*Work to complete*.
Pick every line with "close" from the material below.
▶
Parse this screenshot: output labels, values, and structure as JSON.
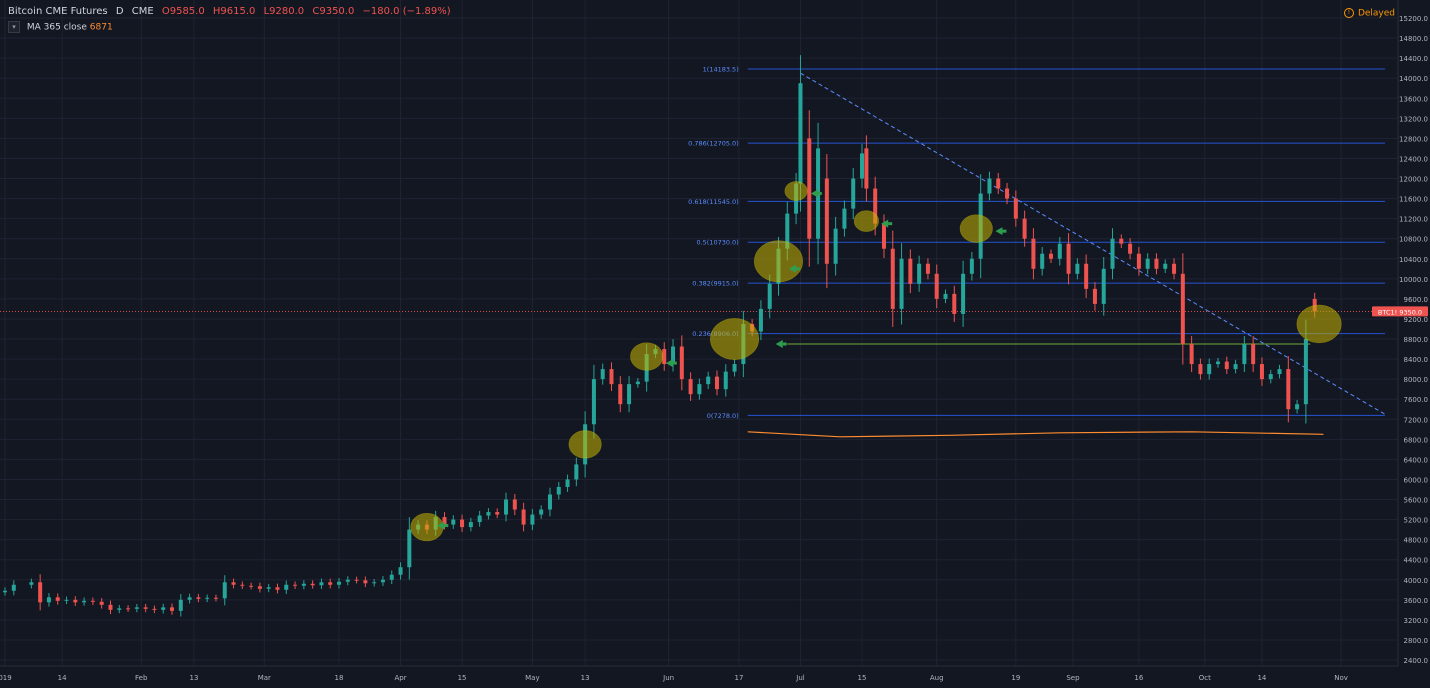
{
  "header": {
    "symbol": "Bitcoin CME Futures",
    "interval": "D",
    "exchange": "CME",
    "open": "O9585.0",
    "high": "H9615.0",
    "low": "L9280.0",
    "close": "C9350.0",
    "change": "−180.0 (−1.89%)"
  },
  "indicator": {
    "collapse_icon": "chevron-down",
    "name": "MA",
    "params": "365 close",
    "value": "6871"
  },
  "status": {
    "label": "Delayed",
    "icon": "info-icon"
  },
  "price_tag": {
    "symbol": "BTC1!",
    "value": "9350.0"
  },
  "chart_data": {
    "type": "candlestick",
    "title": "Bitcoin CME Futures",
    "ylim": [
      2200,
      15400
    ],
    "y_ticks": [
      2400,
      2800,
      3200,
      3600,
      4000,
      4400,
      4800,
      5200,
      5600,
      6000,
      6400,
      6800,
      7200,
      7600,
      8000,
      8400,
      8800,
      9200,
      9600,
      10000,
      10400,
      10800,
      11200,
      11600,
      12000,
      12400,
      12800,
      13200,
      13600,
      14000,
      14400,
      14800,
      15200
    ],
    "x_ticks": [
      {
        "label": "019",
        "day": 0
      },
      {
        "label": "14",
        "day": 13
      },
      {
        "label": "Feb",
        "day": 31
      },
      {
        "label": "13",
        "day": 43
      },
      {
        "label": "Mar",
        "day": 59
      },
      {
        "label": "18",
        "day": 76
      },
      {
        "label": "Apr",
        "day": 90
      },
      {
        "label": "15",
        "day": 104
      },
      {
        "label": "May",
        "day": 120
      },
      {
        "label": "13",
        "day": 132
      },
      {
        "label": "Jun",
        "day": 151
      },
      {
        "label": "17",
        "day": 167
      },
      {
        "label": "Jul",
        "day": 181
      },
      {
        "label": "15",
        "day": 195
      },
      {
        "label": "Aug",
        "day": 212
      },
      {
        "label": "19",
        "day": 230
      },
      {
        "label": "Sep",
        "day": 243
      },
      {
        "label": "16",
        "day": 258
      },
      {
        "label": "Oct",
        "day": 273
      },
      {
        "label": "14",
        "day": 286
      },
      {
        "label": "Nov",
        "day": 304
      }
    ],
    "candles": [
      {
        "day": 0,
        "o": 3750,
        "c": 3780
      },
      {
        "day": 2,
        "o": 3780,
        "c": 3900
      },
      {
        "day": 6,
        "o": 3900,
        "c": 3950
      },
      {
        "day": 8,
        "o": 3950,
        "c": 3550
      },
      {
        "day": 10,
        "o": 3550,
        "c": 3650
      },
      {
        "day": 12,
        "o": 3650,
        "c": 3580
      },
      {
        "day": 14,
        "o": 3580,
        "c": 3600
      },
      {
        "day": 16,
        "o": 3600,
        "c": 3550
      },
      {
        "day": 18,
        "o": 3550,
        "c": 3580
      },
      {
        "day": 20,
        "o": 3580,
        "c": 3560
      },
      {
        "day": 22,
        "o": 3560,
        "c": 3500
      },
      {
        "day": 24,
        "o": 3500,
        "c": 3400
      },
      {
        "day": 26,
        "o": 3400,
        "c": 3430
      },
      {
        "day": 28,
        "o": 3430,
        "c": 3420
      },
      {
        "day": 30,
        "o": 3420,
        "c": 3450
      },
      {
        "day": 32,
        "o": 3450,
        "c": 3420
      },
      {
        "day": 34,
        "o": 3420,
        "c": 3400
      },
      {
        "day": 36,
        "o": 3400,
        "c": 3450
      },
      {
        "day": 38,
        "o": 3450,
        "c": 3380
      },
      {
        "day": 40,
        "o": 3380,
        "c": 3600
      },
      {
        "day": 42,
        "o": 3600,
        "c": 3650
      },
      {
        "day": 44,
        "o": 3650,
        "c": 3620
      },
      {
        "day": 46,
        "o": 3620,
        "c": 3640
      },
      {
        "day": 48,
        "o": 3640,
        "c": 3630
      },
      {
        "day": 50,
        "o": 3630,
        "c": 3950
      },
      {
        "day": 52,
        "o": 3950,
        "c": 3900
      },
      {
        "day": 54,
        "o": 3900,
        "c": 3880
      },
      {
        "day": 56,
        "o": 3880,
        "c": 3870
      },
      {
        "day": 58,
        "o": 3870,
        "c": 3820
      },
      {
        "day": 60,
        "o": 3820,
        "c": 3850
      },
      {
        "day": 62,
        "o": 3850,
        "c": 3800
      },
      {
        "day": 64,
        "o": 3800,
        "c": 3900
      },
      {
        "day": 66,
        "o": 3900,
        "c": 3880
      },
      {
        "day": 68,
        "o": 3880,
        "c": 3920
      },
      {
        "day": 70,
        "o": 3920,
        "c": 3890
      },
      {
        "day": 72,
        "o": 3890,
        "c": 3950
      },
      {
        "day": 74,
        "o": 3950,
        "c": 3900
      },
      {
        "day": 76,
        "o": 3900,
        "c": 3960
      },
      {
        "day": 78,
        "o": 3960,
        "c": 4000
      },
      {
        "day": 80,
        "o": 4000,
        "c": 3990
      },
      {
        "day": 82,
        "o": 3990,
        "c": 3930
      },
      {
        "day": 84,
        "o": 3930,
        "c": 3950
      },
      {
        "day": 86,
        "o": 3950,
        "c": 4000
      },
      {
        "day": 88,
        "o": 4000,
        "c": 4100
      },
      {
        "day": 90,
        "o": 4100,
        "c": 4250
      },
      {
        "day": 92,
        "o": 4250,
        "c": 5000
      },
      {
        "day": 94,
        "o": 5000,
        "c": 5100
      },
      {
        "day": 96,
        "o": 5100,
        "c": 5000
      },
      {
        "day": 98,
        "o": 5000,
        "c": 5250
      },
      {
        "day": 100,
        "o": 5250,
        "c": 5100
      },
      {
        "day": 102,
        "o": 5100,
        "c": 5200
      },
      {
        "day": 104,
        "o": 5200,
        "c": 5050
      },
      {
        "day": 106,
        "o": 5050,
        "c": 5150
      },
      {
        "day": 108,
        "o": 5150,
        "c": 5280
      },
      {
        "day": 110,
        "o": 5280,
        "c": 5350
      },
      {
        "day": 112,
        "o": 5350,
        "c": 5300
      },
      {
        "day": 114,
        "o": 5300,
        "c": 5600
      },
      {
        "day": 116,
        "o": 5600,
        "c": 5400
      },
      {
        "day": 118,
        "o": 5400,
        "c": 5100
      },
      {
        "day": 120,
        "o": 5100,
        "c": 5300
      },
      {
        "day": 122,
        "o": 5300,
        "c": 5400
      },
      {
        "day": 124,
        "o": 5400,
        "c": 5700
      },
      {
        "day": 126,
        "o": 5700,
        "c": 5850
      },
      {
        "day": 128,
        "o": 5850,
        "c": 6000
      },
      {
        "day": 130,
        "o": 6000,
        "c": 6300
      },
      {
        "day": 132,
        "o": 6300,
        "c": 7100
      },
      {
        "day": 134,
        "o": 7100,
        "c": 8000
      },
      {
        "day": 136,
        "o": 8000,
        "c": 8200
      },
      {
        "day": 138,
        "o": 8200,
        "c": 7900
      },
      {
        "day": 140,
        "o": 7900,
        "c": 7500
      },
      {
        "day": 142,
        "o": 7500,
        "c": 7900
      },
      {
        "day": 144,
        "o": 7900,
        "c": 7950
      },
      {
        "day": 146,
        "o": 7950,
        "c": 8500
      },
      {
        "day": 148,
        "o": 8500,
        "c": 8600
      },
      {
        "day": 150,
        "o": 8600,
        "c": 8300
      },
      {
        "day": 152,
        "o": 8300,
        "c": 8650
      },
      {
        "day": 154,
        "o": 8650,
        "c": 8000
      },
      {
        "day": 156,
        "o": 8000,
        "c": 7700
      },
      {
        "day": 158,
        "o": 7700,
        "c": 7900
      },
      {
        "day": 160,
        "o": 7900,
        "c": 8050
      },
      {
        "day": 162,
        "o": 8050,
        "c": 7800
      },
      {
        "day": 164,
        "o": 7800,
        "c": 8150
      },
      {
        "day": 166,
        "o": 8150,
        "c": 8300
      },
      {
        "day": 168,
        "o": 8300,
        "c": 9100
      },
      {
        "day": 170,
        "o": 9100,
        "c": 8950
      },
      {
        "day": 172,
        "o": 8950,
        "c": 9400
      },
      {
        "day": 174,
        "o": 9400,
        "c": 9900
      },
      {
        "day": 176,
        "o": 9900,
        "c": 10600
      },
      {
        "day": 178,
        "o": 10600,
        "c": 11300
      },
      {
        "day": 180,
        "o": 11300,
        "c": 11900
      },
      {
        "day": 181,
        "o": 11900,
        "c": 13900
      },
      {
        "day": 183,
        "o": 12800,
        "c": 10800
      },
      {
        "day": 185,
        "o": 10800,
        "c": 12600
      },
      {
        "day": 187,
        "o": 12000,
        "c": 10300
      },
      {
        "day": 189,
        "o": 10300,
        "c": 11000
      },
      {
        "day": 191,
        "o": 11000,
        "c": 11400
      },
      {
        "day": 193,
        "o": 11400,
        "c": 12000
      },
      {
        "day": 195,
        "o": 12000,
        "c": 12500
      },
      {
        "day": 196,
        "o": 12600,
        "c": 11800
      },
      {
        "day": 198,
        "o": 11800,
        "c": 11100
      },
      {
        "day": 200,
        "o": 11100,
        "c": 10600
      },
      {
        "day": 202,
        "o": 10600,
        "c": 9400
      },
      {
        "day": 204,
        "o": 9400,
        "c": 10400
      },
      {
        "day": 206,
        "o": 10400,
        "c": 9900
      },
      {
        "day": 208,
        "o": 9900,
        "c": 10300
      },
      {
        "day": 210,
        "o": 10300,
        "c": 10100
      },
      {
        "day": 212,
        "o": 10100,
        "c": 9600
      },
      {
        "day": 214,
        "o": 9600,
        "c": 9700
      },
      {
        "day": 216,
        "o": 9700,
        "c": 9300
      },
      {
        "day": 218,
        "o": 9300,
        "c": 10100
      },
      {
        "day": 220,
        "o": 10100,
        "c": 10400
      },
      {
        "day": 222,
        "o": 10400,
        "c": 11700
      },
      {
        "day": 224,
        "o": 11700,
        "c": 12000
      },
      {
        "day": 226,
        "o": 12000,
        "c": 11800
      },
      {
        "day": 228,
        "o": 11800,
        "c": 11600
      },
      {
        "day": 230,
        "o": 11600,
        "c": 11200
      },
      {
        "day": 232,
        "o": 11200,
        "c": 10800
      },
      {
        "day": 234,
        "o": 10800,
        "c": 10200
      },
      {
        "day": 236,
        "o": 10200,
        "c": 10500
      },
      {
        "day": 238,
        "o": 10500,
        "c": 10400
      },
      {
        "day": 240,
        "o": 10400,
        "c": 10700
      },
      {
        "day": 242,
        "o": 10700,
        "c": 10100
      },
      {
        "day": 244,
        "o": 10100,
        "c": 10300
      },
      {
        "day": 246,
        "o": 10300,
        "c": 9800
      },
      {
        "day": 248,
        "o": 9800,
        "c": 9500
      },
      {
        "day": 250,
        "o": 9500,
        "c": 10200
      },
      {
        "day": 252,
        "o": 10200,
        "c": 10800
      },
      {
        "day": 254,
        "o": 10800,
        "c": 10700
      },
      {
        "day": 256,
        "o": 10700,
        "c": 10500
      },
      {
        "day": 258,
        "o": 10500,
        "c": 10200
      },
      {
        "day": 260,
        "o": 10200,
        "c": 10400
      },
      {
        "day": 262,
        "o": 10400,
        "c": 10200
      },
      {
        "day": 264,
        "o": 10200,
        "c": 10300
      },
      {
        "day": 266,
        "o": 10300,
        "c": 10100
      },
      {
        "day": 268,
        "o": 10100,
        "c": 8700
      },
      {
        "day": 270,
        "o": 8700,
        "c": 8300
      },
      {
        "day": 272,
        "o": 8300,
        "c": 8100
      },
      {
        "day": 274,
        "o": 8100,
        "c": 8300
      },
      {
        "day": 276,
        "o": 8300,
        "c": 8350
      },
      {
        "day": 278,
        "o": 8350,
        "c": 8200
      },
      {
        "day": 280,
        "o": 8200,
        "c": 8300
      },
      {
        "day": 282,
        "o": 8300,
        "c": 8700
      },
      {
        "day": 284,
        "o": 8700,
        "c": 8300
      },
      {
        "day": 286,
        "o": 8300,
        "c": 8000
      },
      {
        "day": 288,
        "o": 8000,
        "c": 8100
      },
      {
        "day": 290,
        "o": 8100,
        "c": 8200
      },
      {
        "day": 292,
        "o": 8200,
        "c": 7400
      },
      {
        "day": 294,
        "o": 7400,
        "c": 7500
      },
      {
        "day": 296,
        "o": 7500,
        "c": 8800
      },
      {
        "day": 298,
        "o": 9600,
        "c": 9350
      }
    ],
    "ma365": {
      "label": "MA 365 close",
      "value": 6871,
      "from_day": 169,
      "to_day": 300,
      "points": [
        [
          169,
          6950
        ],
        [
          190,
          6850
        ],
        [
          215,
          6880
        ],
        [
          240,
          6930
        ],
        [
          270,
          6950
        ],
        [
          300,
          6900
        ]
      ]
    },
    "fibonacci": {
      "from_day": 169,
      "to_day": 314,
      "levels": [
        {
          "label": "1(14183.5)",
          "price": 14183.5
        },
        {
          "label": "0.786(12705.0)",
          "price": 12705.0
        },
        {
          "label": "0.618(11545.0)",
          "price": 11545.0
        },
        {
          "label": "0.5(10730.0)",
          "price": 10730.0
        },
        {
          "label": "0.382(9915.0)",
          "price": 9915.0
        },
        {
          "label": "0.236(8906.0)",
          "price": 8906.0
        },
        {
          "label": "0(7278.0)",
          "price": 7278.0
        }
      ]
    },
    "trendline": {
      "from": [
        181,
        14100
      ],
      "to": [
        314,
        7300
      ]
    },
    "support_line": {
      "from_day": 178,
      "to_day": 297,
      "price": 8700
    },
    "current_price_line": 9350,
    "highlight_circles": [
      [
        96,
        5050
      ],
      [
        132,
        6700
      ],
      [
        146,
        8450
      ],
      [
        166,
        8800
      ],
      [
        176,
        10350
      ],
      [
        180,
        11750
      ],
      [
        196,
        11150
      ],
      [
        221,
        11000
      ],
      [
        299,
        9100
      ]
    ],
    "arrows": [
      [
        97,
        5080
      ],
      [
        149,
        8320
      ],
      [
        174,
        8700
      ],
      [
        177,
        10200
      ],
      [
        182,
        11700
      ],
      [
        198,
        11100
      ],
      [
        224,
        10950
      ]
    ],
    "colors": {
      "background": "#131722",
      "grid": "#1f2333",
      "up": "#26a69a",
      "down": "#ef5350",
      "fib": "#2962ff",
      "ma": "#ff8c2f",
      "circle": "#c5b400",
      "arrow": "#2e9e4e",
      "support": "#6fae3a"
    },
    "last_price": {
      "value": 9350.0
    }
  }
}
◀
*Exercise response*.
    "close": "C9350.0",
    "params": "365 close",
      "label": "MA 365 close",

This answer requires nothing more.